▸ RECORDS FOR THIS TASK:
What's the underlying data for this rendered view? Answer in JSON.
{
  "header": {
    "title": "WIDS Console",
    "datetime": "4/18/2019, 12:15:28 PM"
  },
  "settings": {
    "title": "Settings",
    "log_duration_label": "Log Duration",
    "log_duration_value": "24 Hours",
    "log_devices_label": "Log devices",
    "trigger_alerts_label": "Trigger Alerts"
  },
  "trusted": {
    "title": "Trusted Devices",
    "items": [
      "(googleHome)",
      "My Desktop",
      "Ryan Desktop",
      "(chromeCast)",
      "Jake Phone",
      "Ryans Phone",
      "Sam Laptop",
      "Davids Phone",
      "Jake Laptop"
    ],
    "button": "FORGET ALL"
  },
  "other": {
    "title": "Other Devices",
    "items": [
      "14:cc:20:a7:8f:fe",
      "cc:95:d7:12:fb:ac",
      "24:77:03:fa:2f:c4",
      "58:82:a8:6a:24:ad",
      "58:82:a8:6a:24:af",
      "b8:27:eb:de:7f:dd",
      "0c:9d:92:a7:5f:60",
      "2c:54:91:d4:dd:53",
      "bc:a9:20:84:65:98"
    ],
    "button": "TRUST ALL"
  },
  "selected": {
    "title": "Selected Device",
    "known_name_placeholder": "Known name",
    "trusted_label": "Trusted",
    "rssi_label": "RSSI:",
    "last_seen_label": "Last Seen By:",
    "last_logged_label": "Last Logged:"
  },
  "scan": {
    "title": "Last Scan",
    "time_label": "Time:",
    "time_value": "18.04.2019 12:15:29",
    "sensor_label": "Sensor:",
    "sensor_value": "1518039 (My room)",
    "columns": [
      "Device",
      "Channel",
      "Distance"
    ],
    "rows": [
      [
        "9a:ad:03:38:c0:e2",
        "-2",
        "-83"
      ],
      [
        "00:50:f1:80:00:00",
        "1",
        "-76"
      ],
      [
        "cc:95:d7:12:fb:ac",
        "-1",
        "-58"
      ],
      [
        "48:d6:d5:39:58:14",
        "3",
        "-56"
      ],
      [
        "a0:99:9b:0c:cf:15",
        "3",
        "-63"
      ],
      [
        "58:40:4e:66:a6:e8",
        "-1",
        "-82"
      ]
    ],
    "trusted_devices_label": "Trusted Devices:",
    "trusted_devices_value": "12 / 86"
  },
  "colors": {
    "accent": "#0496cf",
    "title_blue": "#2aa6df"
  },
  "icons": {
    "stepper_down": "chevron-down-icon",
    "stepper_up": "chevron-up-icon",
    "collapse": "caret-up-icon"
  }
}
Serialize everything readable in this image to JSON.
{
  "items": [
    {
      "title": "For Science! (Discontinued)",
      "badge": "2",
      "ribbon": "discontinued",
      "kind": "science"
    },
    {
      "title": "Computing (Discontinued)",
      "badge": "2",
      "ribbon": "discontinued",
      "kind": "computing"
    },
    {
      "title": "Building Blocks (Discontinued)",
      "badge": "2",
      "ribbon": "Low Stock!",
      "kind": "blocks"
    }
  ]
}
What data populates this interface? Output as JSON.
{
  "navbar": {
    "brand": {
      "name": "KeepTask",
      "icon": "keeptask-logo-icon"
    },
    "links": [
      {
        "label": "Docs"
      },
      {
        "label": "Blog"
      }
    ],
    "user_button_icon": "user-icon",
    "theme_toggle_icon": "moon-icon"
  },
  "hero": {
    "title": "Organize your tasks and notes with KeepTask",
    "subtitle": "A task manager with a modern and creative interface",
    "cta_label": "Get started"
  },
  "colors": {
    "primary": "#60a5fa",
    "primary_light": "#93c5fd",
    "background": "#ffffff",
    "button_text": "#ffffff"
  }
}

▸ WHAT YOU WILL DO: Pick out the lines containing the word "data" and show them.

▸ SOLUTION TO THIS EXERCISE:
What's the underlying data for this rendered view? Answer in JSON.
What data populates this interface? Output as JSON.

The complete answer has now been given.